Don't want to hijack the thread per say, but what is an EMT-E? On the NREMT's website I only found references to the usual EMR, EMT, AEMT, and Paramedic levels with no mention of changing those names as far as I could tell.


----------



## Handsome Robb (Mar 29, 2015)

COmedic17 said:


> What's EMT-E stand for and why does NREMT keep changing the names?
> 
> Just curious.



That's going to be a state thing. The NREMT only has NREMT, NRAEMT and NR-P


----------



## MackTheKnife (Mar 29, 2015)

Gurby said:


> Congrats!  Mine went to 120 as well.  I was pretty worried during the test since I knew a lot of people stopped at 70 or whatever.


Mine stopped at 70 when I took recert last month. It's hard not think you bombed the test that quickly until you get the results. I did pass.


----------



## MackTheKnife (Mar 29, 2015)

machestnut said:


> From what I've heard and read, yes if you are going to the max 120 questions then you are right on the borderline to pass or fail.  But again that's only what I've read.  This test is tricky so who knows.


The testing program will give a full test every so often as a quality assurance check. Didn't mean you're doing poorly. Same for the NCLEX-RN test. Some stop at 75 and some get the full 250 questions.


----------

● PROMPT 1
Reproduce everything in the forum thread from "The testing program" down to "full 250 questions.".
● PROMPT 2
In the forum thread, which levels does Handsome Robb say the NREMT has?

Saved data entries
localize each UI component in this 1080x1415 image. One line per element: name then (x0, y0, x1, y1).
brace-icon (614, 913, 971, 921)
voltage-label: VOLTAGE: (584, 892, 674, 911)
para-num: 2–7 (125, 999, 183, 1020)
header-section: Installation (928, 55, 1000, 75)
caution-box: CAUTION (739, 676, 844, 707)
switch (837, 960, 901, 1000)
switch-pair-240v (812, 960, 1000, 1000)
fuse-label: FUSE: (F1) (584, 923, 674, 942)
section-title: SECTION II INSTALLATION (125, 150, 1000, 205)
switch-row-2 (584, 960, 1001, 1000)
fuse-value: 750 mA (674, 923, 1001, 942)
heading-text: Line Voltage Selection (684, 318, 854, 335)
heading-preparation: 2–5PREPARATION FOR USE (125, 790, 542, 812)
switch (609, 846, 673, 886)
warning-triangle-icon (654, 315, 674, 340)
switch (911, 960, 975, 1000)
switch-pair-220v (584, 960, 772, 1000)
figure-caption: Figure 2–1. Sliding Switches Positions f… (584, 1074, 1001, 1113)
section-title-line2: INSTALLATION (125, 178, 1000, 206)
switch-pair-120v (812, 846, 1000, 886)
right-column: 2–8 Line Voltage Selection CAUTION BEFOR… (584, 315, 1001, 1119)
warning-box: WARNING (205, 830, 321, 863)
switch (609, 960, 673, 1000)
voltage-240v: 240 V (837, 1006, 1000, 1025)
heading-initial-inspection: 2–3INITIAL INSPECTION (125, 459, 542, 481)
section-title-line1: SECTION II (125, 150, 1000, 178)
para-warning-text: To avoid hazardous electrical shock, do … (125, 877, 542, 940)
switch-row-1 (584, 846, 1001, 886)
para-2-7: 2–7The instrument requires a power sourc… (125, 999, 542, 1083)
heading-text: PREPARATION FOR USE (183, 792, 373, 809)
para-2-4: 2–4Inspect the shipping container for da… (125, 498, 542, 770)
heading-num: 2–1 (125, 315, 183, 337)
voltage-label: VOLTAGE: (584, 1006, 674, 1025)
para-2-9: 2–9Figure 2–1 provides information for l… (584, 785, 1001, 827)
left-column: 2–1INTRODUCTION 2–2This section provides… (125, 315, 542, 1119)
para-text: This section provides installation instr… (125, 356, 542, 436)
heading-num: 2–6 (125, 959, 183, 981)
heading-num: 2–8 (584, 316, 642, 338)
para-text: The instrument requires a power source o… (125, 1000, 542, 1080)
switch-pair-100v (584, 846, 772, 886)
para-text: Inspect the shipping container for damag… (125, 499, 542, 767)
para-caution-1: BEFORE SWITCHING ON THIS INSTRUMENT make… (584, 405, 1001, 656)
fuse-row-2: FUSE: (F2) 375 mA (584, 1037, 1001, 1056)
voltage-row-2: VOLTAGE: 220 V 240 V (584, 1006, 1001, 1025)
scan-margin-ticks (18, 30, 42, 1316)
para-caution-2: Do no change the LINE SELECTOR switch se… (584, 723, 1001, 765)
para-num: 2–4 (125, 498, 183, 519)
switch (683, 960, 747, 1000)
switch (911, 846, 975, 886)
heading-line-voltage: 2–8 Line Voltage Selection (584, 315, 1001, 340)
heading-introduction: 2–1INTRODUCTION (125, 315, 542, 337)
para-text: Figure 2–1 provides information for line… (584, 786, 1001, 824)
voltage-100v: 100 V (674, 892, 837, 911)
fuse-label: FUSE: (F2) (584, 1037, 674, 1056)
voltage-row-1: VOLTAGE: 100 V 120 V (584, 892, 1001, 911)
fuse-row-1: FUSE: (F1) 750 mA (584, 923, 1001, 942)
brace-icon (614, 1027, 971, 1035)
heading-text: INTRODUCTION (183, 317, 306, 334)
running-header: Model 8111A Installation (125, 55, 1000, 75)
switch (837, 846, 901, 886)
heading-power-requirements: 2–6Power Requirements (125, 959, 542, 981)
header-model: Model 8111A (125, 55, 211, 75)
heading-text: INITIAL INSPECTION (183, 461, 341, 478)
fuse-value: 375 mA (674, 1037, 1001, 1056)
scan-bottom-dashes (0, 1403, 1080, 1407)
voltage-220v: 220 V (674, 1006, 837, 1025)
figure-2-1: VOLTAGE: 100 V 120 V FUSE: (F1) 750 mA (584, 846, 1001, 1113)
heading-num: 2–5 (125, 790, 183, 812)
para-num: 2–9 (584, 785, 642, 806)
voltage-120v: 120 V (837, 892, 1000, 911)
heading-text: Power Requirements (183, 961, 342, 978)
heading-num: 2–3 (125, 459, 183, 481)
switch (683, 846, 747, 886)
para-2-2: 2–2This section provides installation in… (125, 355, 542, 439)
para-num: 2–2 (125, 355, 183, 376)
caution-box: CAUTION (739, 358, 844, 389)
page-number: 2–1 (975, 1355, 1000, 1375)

● PROBLEM SOLUTION 1
The testing program will give a full test every so often as a quality assurance check. Didn't mean you're doing poorly. Same for the NCLEX-RN test. Some stop at 75 and some get the full 250 questions.

● PROBLEM SOLUTION 2
NREMT, NRAEMT and NR-P.